## Required task
Present every line in which the string "filters" appears.

## Raw records
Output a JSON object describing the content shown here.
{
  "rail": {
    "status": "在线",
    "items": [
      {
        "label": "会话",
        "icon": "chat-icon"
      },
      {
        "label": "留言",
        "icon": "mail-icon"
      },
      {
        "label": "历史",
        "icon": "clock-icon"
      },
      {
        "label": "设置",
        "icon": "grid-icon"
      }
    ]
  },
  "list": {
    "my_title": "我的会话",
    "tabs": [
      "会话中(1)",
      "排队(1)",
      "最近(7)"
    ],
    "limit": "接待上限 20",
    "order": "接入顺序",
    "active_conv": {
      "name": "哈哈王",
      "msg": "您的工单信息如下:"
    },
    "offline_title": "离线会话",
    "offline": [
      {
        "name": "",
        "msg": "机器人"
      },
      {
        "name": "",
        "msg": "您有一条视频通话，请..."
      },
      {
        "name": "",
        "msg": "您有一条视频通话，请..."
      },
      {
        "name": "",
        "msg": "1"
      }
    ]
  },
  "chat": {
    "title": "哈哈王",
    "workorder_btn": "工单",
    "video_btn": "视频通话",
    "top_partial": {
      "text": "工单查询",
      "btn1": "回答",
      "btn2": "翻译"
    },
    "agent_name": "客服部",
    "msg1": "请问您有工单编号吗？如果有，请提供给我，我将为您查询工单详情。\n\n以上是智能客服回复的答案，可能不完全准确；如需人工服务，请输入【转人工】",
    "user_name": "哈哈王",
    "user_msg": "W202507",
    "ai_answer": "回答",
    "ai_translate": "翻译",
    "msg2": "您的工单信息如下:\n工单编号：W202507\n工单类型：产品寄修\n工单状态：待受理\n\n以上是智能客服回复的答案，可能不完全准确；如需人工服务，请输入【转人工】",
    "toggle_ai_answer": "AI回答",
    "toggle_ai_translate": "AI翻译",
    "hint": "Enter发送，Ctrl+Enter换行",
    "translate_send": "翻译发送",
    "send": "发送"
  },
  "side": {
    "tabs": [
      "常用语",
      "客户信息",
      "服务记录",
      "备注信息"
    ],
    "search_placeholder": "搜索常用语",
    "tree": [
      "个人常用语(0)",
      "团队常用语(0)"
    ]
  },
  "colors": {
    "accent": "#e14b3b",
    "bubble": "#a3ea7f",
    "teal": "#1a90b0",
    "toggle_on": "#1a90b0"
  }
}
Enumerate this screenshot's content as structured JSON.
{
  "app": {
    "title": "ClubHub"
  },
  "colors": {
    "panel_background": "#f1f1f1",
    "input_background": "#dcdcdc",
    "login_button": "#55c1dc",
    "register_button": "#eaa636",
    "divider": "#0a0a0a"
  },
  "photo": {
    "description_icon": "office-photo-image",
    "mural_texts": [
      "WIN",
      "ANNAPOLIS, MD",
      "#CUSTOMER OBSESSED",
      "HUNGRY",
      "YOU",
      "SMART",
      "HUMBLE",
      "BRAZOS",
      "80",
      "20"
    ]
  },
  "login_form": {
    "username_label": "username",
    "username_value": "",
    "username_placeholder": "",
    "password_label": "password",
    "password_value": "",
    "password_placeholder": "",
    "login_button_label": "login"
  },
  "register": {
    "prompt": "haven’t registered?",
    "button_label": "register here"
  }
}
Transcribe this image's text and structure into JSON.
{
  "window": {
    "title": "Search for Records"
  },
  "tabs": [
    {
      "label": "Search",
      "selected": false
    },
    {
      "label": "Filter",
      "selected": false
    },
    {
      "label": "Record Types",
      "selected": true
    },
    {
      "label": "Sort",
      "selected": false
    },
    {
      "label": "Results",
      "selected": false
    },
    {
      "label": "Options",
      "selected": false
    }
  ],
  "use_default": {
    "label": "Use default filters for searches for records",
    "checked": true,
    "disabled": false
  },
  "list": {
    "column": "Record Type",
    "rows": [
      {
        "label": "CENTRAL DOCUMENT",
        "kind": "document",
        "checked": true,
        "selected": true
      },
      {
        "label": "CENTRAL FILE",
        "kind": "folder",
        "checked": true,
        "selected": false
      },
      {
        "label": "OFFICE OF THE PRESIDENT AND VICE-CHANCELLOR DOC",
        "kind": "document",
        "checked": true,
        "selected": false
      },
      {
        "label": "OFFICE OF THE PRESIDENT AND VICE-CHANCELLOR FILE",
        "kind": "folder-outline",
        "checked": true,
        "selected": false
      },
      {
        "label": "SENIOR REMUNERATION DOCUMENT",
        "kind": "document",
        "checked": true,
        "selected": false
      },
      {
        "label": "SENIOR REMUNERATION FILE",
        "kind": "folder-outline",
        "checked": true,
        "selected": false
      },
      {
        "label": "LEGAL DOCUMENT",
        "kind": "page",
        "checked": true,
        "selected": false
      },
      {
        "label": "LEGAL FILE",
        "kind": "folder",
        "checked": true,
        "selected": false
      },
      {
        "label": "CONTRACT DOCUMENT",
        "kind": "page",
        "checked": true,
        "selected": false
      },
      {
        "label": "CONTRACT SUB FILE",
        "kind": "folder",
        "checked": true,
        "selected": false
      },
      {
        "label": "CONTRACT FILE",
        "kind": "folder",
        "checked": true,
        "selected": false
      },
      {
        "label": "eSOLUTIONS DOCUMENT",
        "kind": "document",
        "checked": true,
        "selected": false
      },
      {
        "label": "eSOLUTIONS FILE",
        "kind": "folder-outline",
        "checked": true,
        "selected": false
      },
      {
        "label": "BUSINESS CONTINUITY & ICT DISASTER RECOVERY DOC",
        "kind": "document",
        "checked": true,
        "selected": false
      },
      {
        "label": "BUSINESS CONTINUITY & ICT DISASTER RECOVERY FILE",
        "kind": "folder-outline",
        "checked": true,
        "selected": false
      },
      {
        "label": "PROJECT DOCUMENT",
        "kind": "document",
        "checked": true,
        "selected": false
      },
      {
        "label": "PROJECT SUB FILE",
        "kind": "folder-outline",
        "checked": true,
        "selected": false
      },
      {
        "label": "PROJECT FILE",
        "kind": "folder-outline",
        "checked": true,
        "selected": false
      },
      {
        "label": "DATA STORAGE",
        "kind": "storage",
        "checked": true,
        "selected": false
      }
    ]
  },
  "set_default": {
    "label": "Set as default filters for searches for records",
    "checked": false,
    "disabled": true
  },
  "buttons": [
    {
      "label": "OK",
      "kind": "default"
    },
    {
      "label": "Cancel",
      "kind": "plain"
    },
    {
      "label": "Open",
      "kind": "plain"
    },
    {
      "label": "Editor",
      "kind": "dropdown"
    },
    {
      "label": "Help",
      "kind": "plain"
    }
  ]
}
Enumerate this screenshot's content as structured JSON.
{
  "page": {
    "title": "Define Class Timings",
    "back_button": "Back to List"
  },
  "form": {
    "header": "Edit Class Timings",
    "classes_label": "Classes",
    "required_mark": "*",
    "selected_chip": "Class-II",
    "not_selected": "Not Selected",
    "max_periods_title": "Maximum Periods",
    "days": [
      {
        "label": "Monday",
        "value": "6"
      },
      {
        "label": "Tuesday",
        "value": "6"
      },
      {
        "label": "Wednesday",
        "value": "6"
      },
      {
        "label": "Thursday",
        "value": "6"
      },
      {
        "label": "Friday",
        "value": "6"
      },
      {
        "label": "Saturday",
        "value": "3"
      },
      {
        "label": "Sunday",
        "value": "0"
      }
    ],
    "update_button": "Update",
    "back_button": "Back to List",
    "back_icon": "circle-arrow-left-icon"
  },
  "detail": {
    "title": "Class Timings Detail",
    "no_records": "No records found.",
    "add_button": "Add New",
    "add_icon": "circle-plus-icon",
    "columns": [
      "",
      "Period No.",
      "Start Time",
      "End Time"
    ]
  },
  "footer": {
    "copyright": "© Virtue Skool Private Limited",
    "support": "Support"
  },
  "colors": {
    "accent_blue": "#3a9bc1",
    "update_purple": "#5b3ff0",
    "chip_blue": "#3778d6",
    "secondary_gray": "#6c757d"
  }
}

## Response
    "label": "Use default filters for searches for records",
    "label": "Set as default filters for searches for records",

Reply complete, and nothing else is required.